- **Task goal**
Single out the lines of the material that contain "Insurance" and copy them.

- **Entries**
--- start ---

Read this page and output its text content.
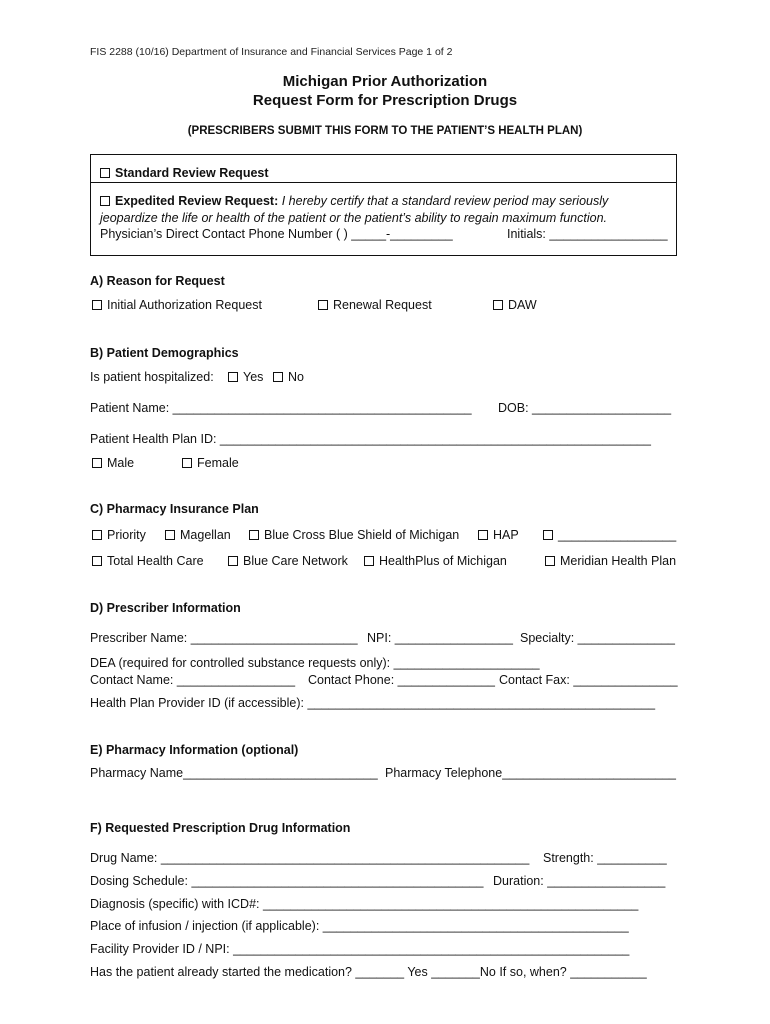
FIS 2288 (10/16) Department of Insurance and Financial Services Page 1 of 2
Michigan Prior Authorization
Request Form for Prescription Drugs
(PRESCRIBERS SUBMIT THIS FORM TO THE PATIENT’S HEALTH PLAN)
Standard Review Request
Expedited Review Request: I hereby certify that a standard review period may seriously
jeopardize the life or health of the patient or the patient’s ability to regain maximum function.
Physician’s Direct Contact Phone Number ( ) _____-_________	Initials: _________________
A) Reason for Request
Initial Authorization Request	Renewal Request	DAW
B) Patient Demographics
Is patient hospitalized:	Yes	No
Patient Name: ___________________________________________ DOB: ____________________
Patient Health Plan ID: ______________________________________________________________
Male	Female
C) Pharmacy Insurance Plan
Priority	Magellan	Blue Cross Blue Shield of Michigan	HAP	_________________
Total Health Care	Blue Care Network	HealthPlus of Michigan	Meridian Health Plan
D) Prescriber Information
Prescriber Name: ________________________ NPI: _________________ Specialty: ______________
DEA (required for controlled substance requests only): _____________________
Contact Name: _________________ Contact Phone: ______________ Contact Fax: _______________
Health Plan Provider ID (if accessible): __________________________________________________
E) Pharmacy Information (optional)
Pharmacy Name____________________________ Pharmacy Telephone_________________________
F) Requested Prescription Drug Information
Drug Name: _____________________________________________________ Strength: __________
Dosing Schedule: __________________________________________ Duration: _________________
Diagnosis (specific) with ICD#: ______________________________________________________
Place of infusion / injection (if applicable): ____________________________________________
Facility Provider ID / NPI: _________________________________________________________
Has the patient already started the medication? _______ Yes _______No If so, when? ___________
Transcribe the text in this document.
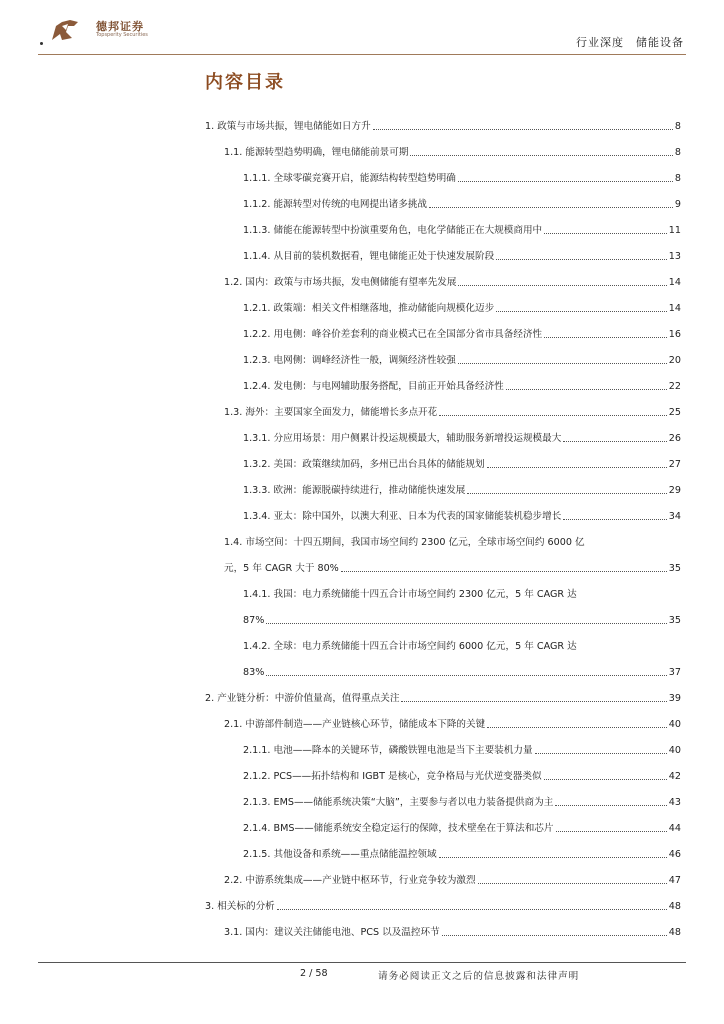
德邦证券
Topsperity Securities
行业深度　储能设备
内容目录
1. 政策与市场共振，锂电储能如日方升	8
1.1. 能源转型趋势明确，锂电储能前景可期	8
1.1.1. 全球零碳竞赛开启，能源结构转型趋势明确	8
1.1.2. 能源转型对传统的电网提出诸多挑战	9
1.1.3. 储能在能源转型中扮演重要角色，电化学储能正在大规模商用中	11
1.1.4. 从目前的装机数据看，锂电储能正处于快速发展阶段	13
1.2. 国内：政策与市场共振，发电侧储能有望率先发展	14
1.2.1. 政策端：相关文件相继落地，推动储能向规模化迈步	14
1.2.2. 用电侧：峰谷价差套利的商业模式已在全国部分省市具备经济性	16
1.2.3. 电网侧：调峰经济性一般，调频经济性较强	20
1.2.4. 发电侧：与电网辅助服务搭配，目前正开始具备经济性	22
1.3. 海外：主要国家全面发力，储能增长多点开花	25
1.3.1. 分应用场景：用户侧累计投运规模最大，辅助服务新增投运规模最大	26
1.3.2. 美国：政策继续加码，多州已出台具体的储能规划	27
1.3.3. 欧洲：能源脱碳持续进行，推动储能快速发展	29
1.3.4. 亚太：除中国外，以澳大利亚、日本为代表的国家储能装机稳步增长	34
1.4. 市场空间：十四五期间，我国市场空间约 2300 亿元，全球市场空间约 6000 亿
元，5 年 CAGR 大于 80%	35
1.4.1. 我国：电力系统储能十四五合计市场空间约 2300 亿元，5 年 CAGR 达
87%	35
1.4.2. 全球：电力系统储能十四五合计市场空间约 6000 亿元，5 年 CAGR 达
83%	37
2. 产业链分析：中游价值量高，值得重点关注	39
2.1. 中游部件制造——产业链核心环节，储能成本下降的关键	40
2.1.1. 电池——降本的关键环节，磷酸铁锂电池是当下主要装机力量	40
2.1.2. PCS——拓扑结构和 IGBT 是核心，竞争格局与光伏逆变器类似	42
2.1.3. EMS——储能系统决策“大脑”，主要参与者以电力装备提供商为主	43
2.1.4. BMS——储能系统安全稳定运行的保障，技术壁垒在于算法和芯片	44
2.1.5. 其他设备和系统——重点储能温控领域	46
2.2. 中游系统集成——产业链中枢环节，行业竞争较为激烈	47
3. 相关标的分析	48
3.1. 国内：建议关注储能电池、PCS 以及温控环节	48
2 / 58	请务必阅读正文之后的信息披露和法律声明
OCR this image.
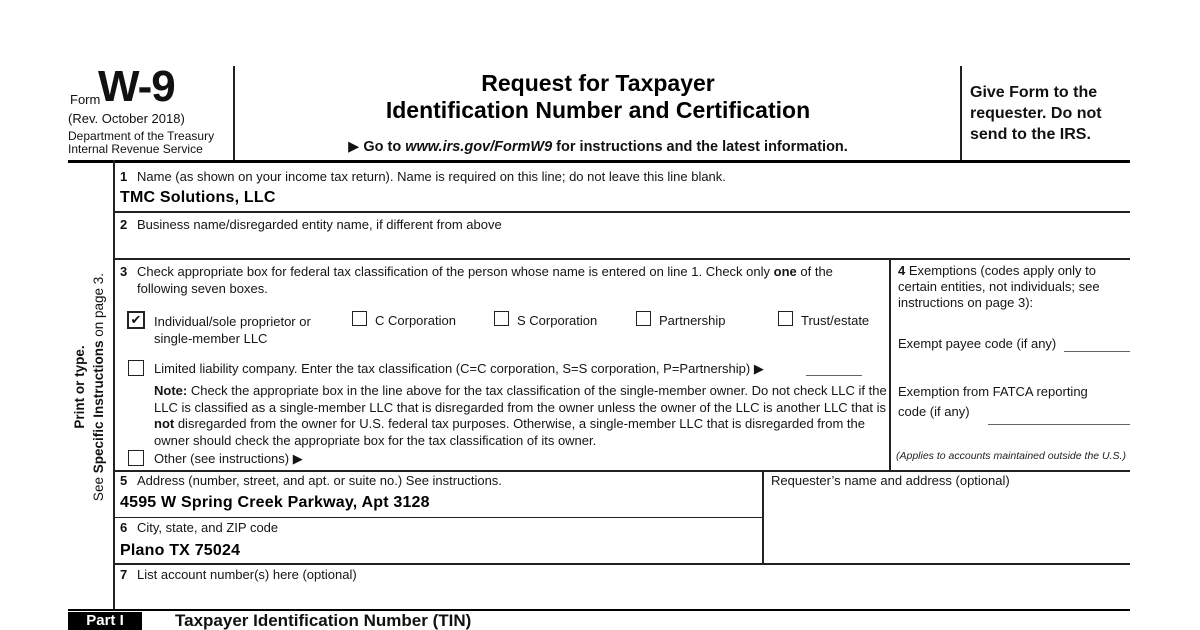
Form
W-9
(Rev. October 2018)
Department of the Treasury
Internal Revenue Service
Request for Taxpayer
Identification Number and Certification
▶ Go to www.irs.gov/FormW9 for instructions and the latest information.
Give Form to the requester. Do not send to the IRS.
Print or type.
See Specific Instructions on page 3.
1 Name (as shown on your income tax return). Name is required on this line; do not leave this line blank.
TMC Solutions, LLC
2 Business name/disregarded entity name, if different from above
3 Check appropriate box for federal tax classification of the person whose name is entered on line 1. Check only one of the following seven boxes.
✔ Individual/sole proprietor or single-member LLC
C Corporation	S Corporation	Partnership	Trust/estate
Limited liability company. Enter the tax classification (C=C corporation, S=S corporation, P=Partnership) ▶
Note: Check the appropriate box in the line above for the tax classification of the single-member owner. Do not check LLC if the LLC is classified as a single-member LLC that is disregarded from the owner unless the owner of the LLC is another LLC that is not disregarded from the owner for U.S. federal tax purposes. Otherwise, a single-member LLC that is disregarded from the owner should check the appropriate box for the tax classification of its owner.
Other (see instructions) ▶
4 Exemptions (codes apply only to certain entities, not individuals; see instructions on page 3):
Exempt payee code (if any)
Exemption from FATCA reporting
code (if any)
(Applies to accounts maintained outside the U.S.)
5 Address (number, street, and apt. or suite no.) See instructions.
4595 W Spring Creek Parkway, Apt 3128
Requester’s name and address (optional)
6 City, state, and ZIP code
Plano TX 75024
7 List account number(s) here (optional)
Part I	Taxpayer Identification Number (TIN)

--- end ---

- **Task solution**
FIS 2288 (10/16) Department of Insurance and Financial Services Page 1 of 2
C) Pharmacy Insurance Plan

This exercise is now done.